What the task requires »
Word for word, transcribe every line from the one holding "Give me the" through the end of the records, but not the pictures.

____ Provided entries

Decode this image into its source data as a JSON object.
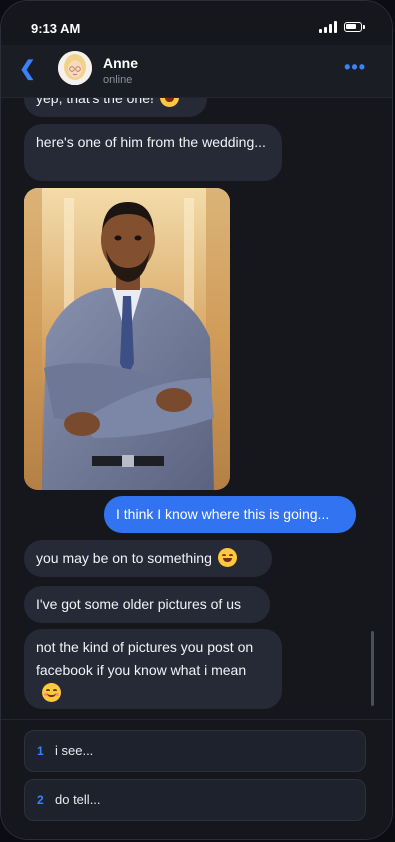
{
  "status_bar": {
    "time": "9:13 AM"
  },
  "header": {
    "back_icon": "chevron-left-icon",
    "contact_name": "Anne",
    "presence": "online",
    "more_icon": "more-dots-icon"
  },
  "messages": [
    {
      "direction": "incoming",
      "text": "yep, that's the one!",
      "emoji": "smiling-face-emoji"
    },
    {
      "direction": "incoming",
      "text": "here's one of him from the wedding..."
    },
    {
      "direction": "incoming",
      "type": "image",
      "alt": "photo"
    },
    {
      "direction": "outgoing",
      "text": "I think I know where this is going..."
    },
    {
      "direction": "incoming",
      "text": "you may be on to something",
      "emoji": "grinning-squinting-face-emoji"
    },
    {
      "direction": "incoming",
      "text": "I've got some older pictures of us"
    },
    {
      "direction": "incoming",
      "text": "not the kind of pictures you post on facebook if you know what i mean",
      "emoji": "smiling-face-with-smiling-eyes-emoji"
    }
  ],
  "replies": [
    {
      "number": "1",
      "label": "i see..."
    },
    {
      "number": "2",
      "label": "do tell..."
    }
  ],
  "colors": {
    "accent": "#3b82f6",
    "outgoing_bubble": "#3173f0",
    "incoming_bubble": "#252a36",
    "background": "#15171d"
  }
}
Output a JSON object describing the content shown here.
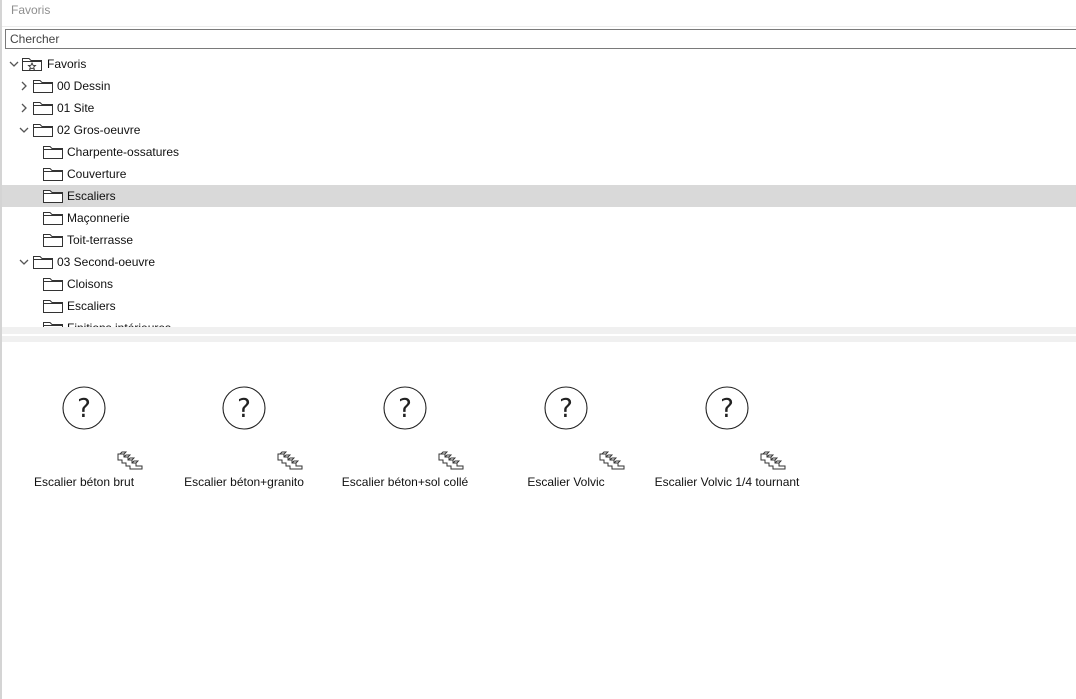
{
  "header": {
    "title": "Favoris"
  },
  "search": {
    "placeholder": "Chercher"
  },
  "tree": {
    "rows": [
      {
        "label": "Favoris",
        "chevron": "down",
        "icon": "star-folder-icon",
        "level": 0
      },
      {
        "label": "00 Dessin",
        "chevron": "right",
        "icon": "folder-icon",
        "level": 1
      },
      {
        "label": "01 Site",
        "chevron": "right",
        "icon": "folder-icon",
        "level": 1
      },
      {
        "label": "02 Gros-oeuvre",
        "chevron": "down",
        "icon": "folder-icon",
        "level": 1
      },
      {
        "label": "Charpente-ossatures",
        "chevron": "none",
        "icon": "folder-icon",
        "level": 2
      },
      {
        "label": "Couverture",
        "chevron": "none",
        "icon": "folder-icon",
        "level": 2
      },
      {
        "label": "Escaliers",
        "chevron": "none",
        "icon": "folder-icon",
        "level": 2,
        "selected": true
      },
      {
        "label": "Maçonnerie",
        "chevron": "none",
        "icon": "folder-icon",
        "level": 2
      },
      {
        "label": "Toit-terrasse",
        "chevron": "none",
        "icon": "folder-icon",
        "level": 2
      },
      {
        "label": "03 Second-oeuvre",
        "chevron": "down",
        "icon": "folder-icon",
        "level": 1
      },
      {
        "label": "Cloisons",
        "chevron": "none",
        "icon": "folder-icon",
        "level": 2
      },
      {
        "label": "Escaliers",
        "chevron": "none",
        "icon": "folder-icon",
        "level": 2
      },
      {
        "label": "Finitions intérieures",
        "chevron": "none",
        "icon": "folder-icon",
        "level": 2
      }
    ]
  },
  "library": {
    "items": [
      {
        "label": "Escalier béton brut",
        "icon": "unknown-preview-icon",
        "badge": "stair-icon"
      },
      {
        "label": "Escalier béton+granito",
        "icon": "unknown-preview-icon",
        "badge": "stair-icon"
      },
      {
        "label": "Escalier béton+sol collé",
        "icon": "unknown-preview-icon",
        "badge": "stair-icon"
      },
      {
        "label": "Escalier Volvic",
        "icon": "unknown-preview-icon",
        "badge": "stair-icon"
      },
      {
        "label": "Escalier Volvic 1/4 tournant",
        "icon": "unknown-preview-icon",
        "badge": "stair-icon"
      }
    ]
  },
  "colors": {
    "selection": "#d9d9d9",
    "header_text": "#8e8e8e",
    "border": "#7a7a7a"
  }
}
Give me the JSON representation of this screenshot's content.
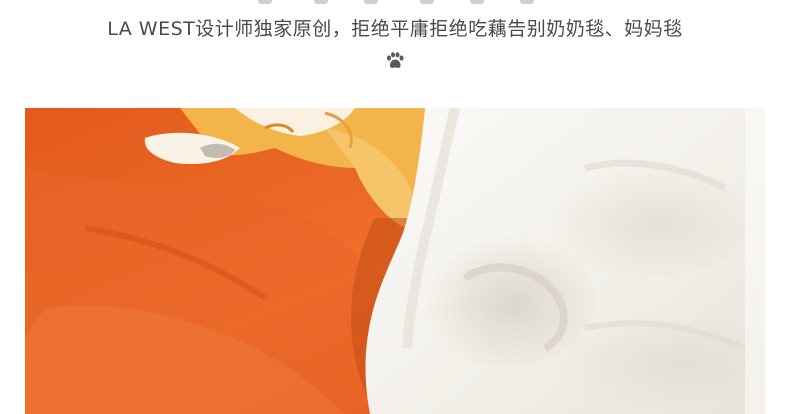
{
  "tagline": "LA WEST设计师独家原创，拒绝平庸拒绝吃藕告别奶奶毯、妈妈毯",
  "icons": {
    "paw": "paw-icon"
  },
  "colors": {
    "text": "#4a4a4a",
    "blanket_orange": "#e4591b",
    "fleece_white": "#f7f5f1",
    "pattern_yellow": "#f3b44a"
  }
}
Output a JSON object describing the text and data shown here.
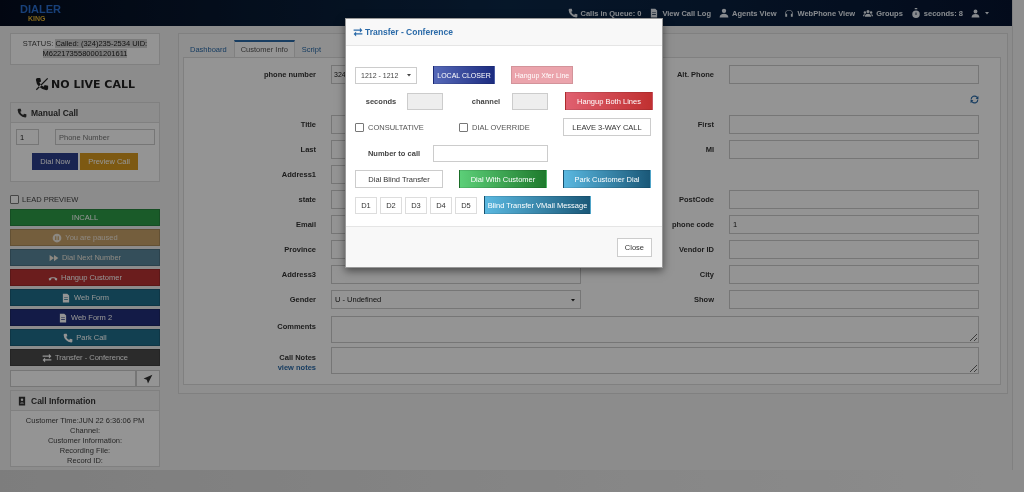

________

Correct answer »
Give me the JSON representation of this screenshot's content.
{
  "tagline": "LA WEST设计师独家原创，拒绝平庸拒绝吃藕告别奶奶毯、妈妈毯",
  "icons": {
    "paw": "paw-icon"
  },
  "colors": {
    "text": "#4a4a4a",
    "blanket_orange": "#e4591b",
    "fleece_white": "#f7f5f1",
    "pattern_yellow": "#f3b44a"
  }
}
Output a JSON object describing the text and data shown here.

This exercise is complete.